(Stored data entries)
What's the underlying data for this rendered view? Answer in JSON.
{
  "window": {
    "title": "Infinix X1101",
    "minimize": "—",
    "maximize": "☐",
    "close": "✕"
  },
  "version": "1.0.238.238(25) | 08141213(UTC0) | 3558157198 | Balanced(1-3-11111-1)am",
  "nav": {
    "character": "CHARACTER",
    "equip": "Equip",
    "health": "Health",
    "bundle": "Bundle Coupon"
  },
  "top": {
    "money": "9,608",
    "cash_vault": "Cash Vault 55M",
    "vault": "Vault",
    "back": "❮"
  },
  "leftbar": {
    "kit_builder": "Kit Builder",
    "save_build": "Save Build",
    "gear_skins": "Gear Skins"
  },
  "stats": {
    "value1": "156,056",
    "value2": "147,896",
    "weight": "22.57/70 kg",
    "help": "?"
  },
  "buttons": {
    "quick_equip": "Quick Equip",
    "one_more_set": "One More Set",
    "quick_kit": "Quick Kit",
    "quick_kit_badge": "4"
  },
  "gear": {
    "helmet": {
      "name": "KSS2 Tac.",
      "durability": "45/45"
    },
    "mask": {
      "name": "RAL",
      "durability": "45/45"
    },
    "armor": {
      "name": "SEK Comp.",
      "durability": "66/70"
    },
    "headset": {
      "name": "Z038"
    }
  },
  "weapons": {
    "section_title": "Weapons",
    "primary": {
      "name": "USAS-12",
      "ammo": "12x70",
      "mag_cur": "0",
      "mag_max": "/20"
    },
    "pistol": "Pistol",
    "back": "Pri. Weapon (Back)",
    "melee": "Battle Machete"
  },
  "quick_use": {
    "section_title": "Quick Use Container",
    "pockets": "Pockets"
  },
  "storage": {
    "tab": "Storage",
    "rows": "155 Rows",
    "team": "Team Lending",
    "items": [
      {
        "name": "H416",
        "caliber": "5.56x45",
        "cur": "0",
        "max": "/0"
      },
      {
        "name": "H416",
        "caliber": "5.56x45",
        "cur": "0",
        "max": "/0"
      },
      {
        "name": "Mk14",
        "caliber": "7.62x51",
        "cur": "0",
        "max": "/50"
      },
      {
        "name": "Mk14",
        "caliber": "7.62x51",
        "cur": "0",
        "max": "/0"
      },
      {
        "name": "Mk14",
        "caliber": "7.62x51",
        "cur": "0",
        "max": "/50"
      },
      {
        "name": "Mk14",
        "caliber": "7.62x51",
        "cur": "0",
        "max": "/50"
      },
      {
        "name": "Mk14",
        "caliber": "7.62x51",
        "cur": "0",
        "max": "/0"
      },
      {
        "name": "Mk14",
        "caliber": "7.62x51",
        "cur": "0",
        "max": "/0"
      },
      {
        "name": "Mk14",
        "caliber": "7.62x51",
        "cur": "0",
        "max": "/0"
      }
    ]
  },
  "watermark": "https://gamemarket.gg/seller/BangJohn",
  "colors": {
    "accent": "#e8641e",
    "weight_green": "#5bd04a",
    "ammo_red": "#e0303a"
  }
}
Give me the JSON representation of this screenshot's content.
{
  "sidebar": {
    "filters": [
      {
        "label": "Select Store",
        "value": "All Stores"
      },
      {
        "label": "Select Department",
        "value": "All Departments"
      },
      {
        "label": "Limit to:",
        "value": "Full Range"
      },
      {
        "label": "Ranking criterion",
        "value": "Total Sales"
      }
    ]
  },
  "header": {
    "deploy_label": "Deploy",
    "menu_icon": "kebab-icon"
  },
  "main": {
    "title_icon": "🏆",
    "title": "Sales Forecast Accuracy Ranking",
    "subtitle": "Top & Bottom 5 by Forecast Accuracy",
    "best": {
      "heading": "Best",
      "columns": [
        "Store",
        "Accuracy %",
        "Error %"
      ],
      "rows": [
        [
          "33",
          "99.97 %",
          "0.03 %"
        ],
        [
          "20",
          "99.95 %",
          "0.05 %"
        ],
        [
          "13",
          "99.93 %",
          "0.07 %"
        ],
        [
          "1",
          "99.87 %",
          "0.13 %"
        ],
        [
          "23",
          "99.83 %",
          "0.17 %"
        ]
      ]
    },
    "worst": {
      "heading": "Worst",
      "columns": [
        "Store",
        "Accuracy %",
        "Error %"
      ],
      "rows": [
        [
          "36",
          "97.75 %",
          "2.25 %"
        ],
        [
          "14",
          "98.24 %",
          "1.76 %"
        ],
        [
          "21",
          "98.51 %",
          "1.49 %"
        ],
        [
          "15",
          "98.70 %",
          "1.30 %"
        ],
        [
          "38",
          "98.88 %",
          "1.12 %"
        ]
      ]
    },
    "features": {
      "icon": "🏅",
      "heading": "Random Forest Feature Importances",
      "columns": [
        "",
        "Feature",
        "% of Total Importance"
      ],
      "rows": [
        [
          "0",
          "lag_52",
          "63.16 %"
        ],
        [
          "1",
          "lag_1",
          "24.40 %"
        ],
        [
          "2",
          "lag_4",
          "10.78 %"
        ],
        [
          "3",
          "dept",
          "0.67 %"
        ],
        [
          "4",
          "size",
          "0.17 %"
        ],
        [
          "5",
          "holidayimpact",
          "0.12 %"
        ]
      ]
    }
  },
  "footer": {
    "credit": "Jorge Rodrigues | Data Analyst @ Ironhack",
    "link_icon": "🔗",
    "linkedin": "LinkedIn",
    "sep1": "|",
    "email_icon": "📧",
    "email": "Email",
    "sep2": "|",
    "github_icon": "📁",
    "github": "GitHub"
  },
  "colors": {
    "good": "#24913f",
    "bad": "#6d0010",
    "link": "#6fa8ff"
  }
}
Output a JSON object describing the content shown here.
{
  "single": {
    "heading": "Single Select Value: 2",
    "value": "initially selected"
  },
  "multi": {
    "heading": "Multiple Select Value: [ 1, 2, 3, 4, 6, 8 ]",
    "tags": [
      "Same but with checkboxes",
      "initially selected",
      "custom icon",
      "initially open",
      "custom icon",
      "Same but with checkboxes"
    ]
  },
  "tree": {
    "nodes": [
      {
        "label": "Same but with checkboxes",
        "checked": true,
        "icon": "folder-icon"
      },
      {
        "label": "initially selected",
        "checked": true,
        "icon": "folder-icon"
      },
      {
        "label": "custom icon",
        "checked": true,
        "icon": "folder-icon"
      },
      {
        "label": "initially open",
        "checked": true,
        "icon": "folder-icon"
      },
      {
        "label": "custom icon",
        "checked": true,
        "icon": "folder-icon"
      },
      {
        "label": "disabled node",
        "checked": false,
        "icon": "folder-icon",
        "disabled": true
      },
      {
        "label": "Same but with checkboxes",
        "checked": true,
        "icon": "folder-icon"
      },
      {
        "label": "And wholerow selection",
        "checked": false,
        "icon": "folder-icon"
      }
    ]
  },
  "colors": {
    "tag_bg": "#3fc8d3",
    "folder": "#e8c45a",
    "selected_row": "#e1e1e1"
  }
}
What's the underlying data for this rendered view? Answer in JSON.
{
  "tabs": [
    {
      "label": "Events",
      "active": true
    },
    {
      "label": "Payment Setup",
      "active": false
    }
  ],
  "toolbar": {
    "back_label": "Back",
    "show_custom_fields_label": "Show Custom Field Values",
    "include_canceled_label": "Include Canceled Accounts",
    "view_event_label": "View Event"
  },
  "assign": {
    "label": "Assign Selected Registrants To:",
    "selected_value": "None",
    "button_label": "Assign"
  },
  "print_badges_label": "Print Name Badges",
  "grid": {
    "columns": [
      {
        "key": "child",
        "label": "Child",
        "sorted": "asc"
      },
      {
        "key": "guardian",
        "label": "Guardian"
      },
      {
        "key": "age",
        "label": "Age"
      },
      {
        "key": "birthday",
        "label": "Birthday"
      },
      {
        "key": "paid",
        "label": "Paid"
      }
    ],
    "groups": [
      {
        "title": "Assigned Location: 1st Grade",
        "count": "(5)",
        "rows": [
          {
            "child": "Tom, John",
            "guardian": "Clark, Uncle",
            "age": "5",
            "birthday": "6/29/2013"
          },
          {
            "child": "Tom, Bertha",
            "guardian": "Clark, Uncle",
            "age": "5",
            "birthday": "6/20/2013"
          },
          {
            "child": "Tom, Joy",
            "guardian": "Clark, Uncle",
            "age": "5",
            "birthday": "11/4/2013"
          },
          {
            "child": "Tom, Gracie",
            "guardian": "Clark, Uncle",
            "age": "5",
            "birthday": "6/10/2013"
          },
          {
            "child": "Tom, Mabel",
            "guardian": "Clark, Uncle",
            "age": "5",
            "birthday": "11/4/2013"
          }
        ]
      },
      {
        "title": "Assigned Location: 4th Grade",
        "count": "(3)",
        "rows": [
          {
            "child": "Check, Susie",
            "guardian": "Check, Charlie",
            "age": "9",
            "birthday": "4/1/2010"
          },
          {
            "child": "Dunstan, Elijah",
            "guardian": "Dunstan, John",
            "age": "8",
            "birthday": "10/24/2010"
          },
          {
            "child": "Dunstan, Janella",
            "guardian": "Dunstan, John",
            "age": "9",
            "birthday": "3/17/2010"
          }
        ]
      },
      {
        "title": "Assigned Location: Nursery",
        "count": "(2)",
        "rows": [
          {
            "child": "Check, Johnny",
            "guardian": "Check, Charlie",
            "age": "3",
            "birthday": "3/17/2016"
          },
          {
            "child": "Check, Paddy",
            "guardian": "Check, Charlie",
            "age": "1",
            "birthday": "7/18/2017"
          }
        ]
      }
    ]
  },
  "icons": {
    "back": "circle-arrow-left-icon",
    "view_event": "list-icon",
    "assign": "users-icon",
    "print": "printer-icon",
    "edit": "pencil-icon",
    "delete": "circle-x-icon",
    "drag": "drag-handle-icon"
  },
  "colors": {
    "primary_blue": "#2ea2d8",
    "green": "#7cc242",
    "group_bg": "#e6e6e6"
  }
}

> **TASK INSTRUCTIONS**
Report every line containing the word "Total" from the listing above.

> **EXPECTED ANSWER**
        "value": "Total Sales"
        "% of Total Importance"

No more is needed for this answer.